━━━━━ Source text ━━━━━

[ClusterLabs] Establishing Timeouts

Tue Oct 11 03:39:24 EDT 2016

On 10/10/16 19:35, Eric Robinson wrote:
> Basically, when we turn off a switch, I want to keep the cluster from failing over before Linux bonding has had a chance to recover. 
> 
> I'm mostly interested in prventing false-positive cluster failovers that might occur during manual network maintenance (for example, testing switch and link outages). 
> 
> 
>>> Thanks for the clarification. So what's the easiest way to ensure 
>>> that the cluster waits a desired timeout before deciding that a re-convergence is > necessary?
> 
>> By raising the token (lost) timeout I would say.
> 
>> Please correct my (Chrissie) but I see the token (lost) timout somehow 
>> as resilience against static delays + jitter on top and the 
>> token_retransmits_before_loss_const
>> as resilience against packet-loss.
> 
> 

Yes, the token timeout is the recommended way to cope with such things.

━━━━━ Material supplied ━━━━━

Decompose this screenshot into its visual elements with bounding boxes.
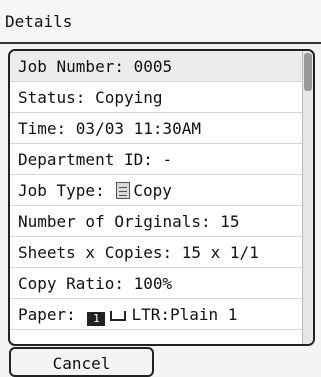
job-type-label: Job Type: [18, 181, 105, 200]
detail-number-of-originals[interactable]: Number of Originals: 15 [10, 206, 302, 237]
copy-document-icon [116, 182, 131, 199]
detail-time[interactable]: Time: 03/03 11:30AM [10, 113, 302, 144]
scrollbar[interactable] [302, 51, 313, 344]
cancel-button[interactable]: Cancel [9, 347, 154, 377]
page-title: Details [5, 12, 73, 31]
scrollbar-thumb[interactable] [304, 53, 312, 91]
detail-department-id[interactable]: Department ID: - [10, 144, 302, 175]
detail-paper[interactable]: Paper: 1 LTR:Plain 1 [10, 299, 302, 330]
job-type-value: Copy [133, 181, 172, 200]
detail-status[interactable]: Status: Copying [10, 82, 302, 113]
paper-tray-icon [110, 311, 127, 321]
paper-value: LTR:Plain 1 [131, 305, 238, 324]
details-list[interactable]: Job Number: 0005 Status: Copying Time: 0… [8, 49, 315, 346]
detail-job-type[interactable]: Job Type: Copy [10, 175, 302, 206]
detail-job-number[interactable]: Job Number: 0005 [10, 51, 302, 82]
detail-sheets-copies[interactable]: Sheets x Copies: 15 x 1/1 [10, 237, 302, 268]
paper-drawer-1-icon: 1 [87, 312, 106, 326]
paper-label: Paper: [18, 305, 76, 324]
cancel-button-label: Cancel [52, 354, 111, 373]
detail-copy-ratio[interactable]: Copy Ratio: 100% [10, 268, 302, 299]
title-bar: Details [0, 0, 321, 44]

━━━━━
━━━━━ Material supplied ━━━━━

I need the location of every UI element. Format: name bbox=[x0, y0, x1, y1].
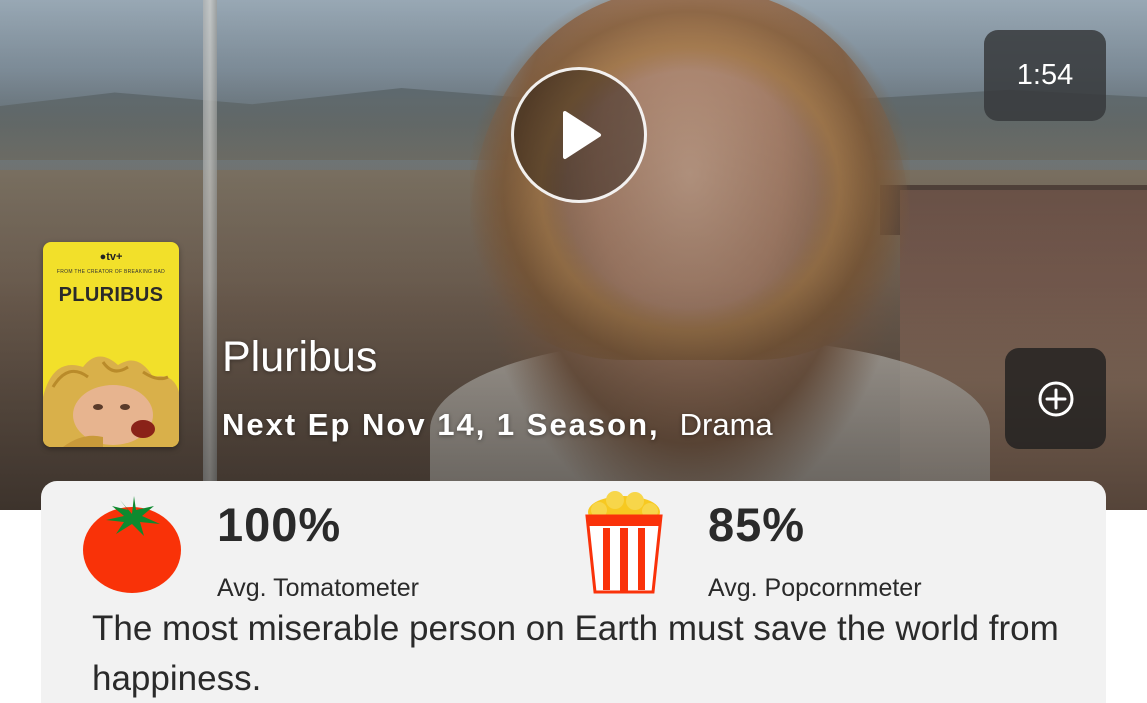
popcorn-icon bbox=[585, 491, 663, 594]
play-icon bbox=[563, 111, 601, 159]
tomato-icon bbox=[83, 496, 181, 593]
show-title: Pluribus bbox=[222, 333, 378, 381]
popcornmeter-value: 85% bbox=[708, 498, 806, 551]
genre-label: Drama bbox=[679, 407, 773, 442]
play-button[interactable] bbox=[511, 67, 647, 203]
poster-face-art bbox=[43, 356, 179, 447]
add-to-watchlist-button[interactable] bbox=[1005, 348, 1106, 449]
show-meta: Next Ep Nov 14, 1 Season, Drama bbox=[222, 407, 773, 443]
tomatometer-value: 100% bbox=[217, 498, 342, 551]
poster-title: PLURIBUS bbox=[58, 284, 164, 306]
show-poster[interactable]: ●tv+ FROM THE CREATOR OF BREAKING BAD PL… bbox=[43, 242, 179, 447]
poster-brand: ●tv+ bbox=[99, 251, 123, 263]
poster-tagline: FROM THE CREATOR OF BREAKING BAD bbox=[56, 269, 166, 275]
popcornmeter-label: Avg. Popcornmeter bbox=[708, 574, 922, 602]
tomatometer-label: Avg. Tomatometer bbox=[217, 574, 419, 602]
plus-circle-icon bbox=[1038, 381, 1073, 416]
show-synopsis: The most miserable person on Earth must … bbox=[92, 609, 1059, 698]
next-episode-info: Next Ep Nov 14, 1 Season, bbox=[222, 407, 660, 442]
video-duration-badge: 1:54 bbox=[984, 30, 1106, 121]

━━━━━
━━━━━ Material supplied ━━━━━

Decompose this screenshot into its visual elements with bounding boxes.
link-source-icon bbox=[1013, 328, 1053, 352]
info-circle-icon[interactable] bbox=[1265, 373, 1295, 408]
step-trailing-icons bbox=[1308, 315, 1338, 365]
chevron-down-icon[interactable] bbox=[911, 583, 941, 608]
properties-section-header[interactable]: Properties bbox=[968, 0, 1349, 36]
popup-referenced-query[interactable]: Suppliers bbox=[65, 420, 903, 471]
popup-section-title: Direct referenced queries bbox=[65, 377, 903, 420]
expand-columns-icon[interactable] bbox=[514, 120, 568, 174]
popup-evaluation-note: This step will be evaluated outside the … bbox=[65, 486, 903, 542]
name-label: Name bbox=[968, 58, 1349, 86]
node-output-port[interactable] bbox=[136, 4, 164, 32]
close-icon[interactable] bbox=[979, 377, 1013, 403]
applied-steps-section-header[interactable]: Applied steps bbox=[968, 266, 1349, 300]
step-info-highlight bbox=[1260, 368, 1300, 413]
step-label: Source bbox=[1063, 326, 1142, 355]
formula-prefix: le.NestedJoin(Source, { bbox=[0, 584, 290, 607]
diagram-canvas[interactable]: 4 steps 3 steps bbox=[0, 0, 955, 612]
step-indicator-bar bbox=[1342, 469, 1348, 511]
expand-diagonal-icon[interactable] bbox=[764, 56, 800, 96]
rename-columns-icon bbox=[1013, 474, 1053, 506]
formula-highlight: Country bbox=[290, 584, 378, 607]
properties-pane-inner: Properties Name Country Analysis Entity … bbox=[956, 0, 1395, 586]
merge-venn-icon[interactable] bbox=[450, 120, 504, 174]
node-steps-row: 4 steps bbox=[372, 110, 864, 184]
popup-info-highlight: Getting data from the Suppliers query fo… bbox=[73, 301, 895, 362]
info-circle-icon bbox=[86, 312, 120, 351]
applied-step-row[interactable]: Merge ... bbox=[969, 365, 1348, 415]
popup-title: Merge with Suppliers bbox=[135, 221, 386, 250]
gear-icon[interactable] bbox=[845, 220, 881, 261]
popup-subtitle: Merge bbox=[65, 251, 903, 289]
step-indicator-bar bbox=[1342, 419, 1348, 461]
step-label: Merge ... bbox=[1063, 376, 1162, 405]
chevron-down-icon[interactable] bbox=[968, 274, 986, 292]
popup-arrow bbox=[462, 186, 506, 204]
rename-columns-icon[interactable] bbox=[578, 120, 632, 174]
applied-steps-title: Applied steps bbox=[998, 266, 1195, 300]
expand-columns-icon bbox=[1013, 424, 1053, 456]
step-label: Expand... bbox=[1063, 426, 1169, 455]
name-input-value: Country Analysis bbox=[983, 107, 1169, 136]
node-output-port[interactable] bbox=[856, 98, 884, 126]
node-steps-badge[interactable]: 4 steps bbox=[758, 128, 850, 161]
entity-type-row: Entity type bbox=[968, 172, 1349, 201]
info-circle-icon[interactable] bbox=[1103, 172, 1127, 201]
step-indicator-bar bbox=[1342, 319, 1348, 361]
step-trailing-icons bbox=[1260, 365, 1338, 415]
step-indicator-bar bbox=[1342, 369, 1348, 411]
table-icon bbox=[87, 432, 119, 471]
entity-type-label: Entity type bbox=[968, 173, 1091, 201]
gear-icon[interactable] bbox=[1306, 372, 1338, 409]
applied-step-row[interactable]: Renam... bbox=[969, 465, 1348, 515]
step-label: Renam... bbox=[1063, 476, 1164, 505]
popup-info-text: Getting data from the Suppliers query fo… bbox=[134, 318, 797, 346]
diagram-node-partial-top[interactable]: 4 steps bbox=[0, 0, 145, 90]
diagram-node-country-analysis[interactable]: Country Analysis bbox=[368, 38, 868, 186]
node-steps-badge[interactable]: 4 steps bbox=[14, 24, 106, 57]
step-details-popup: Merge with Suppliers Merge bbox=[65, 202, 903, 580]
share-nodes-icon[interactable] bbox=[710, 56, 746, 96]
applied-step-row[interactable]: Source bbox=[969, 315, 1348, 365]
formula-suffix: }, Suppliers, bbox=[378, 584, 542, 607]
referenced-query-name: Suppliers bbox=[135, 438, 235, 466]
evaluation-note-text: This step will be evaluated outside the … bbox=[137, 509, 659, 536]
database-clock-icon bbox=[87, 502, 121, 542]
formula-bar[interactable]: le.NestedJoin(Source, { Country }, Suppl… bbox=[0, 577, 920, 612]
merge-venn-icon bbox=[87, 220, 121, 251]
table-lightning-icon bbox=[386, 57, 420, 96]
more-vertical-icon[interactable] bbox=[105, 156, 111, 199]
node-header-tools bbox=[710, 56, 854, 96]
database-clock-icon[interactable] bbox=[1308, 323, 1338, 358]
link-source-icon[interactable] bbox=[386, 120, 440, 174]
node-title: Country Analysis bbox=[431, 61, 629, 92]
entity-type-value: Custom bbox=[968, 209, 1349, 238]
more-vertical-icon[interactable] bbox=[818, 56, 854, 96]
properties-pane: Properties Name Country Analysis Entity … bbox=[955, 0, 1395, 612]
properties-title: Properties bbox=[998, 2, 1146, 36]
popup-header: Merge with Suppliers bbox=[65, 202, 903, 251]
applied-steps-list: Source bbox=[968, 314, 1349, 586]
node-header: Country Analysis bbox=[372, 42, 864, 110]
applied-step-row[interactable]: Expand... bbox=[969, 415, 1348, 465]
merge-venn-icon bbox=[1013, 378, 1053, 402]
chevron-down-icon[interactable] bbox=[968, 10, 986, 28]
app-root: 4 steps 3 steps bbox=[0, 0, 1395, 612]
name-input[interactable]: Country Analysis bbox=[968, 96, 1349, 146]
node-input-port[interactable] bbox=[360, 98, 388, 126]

━━━━━

_Tasks to carry out_
A – In the thread on cluster timeouts, what is token_retransmits_before_loss_const described as resilience against?
B – Pick up the thread on cluster timeouts after its last sentence and keep writing.

_Answers to the tasks_
A – Packet loss.

B –
Generally we recommend to leave the other parameters alone unless you
really know what you're doing or have had guidance from us or the the
Red Hat support team. Corosync adjusts several of the other parameters
according to the token timeout, so the relationship is not always as
simple as there just being a load of defaults.

Bear in mind that also increasing token_retransmits_before_loss_const
will increase the load on the network and the nodes in that cluster,
though the effect will probably be minimal. I do recommend testing any
values you come up with.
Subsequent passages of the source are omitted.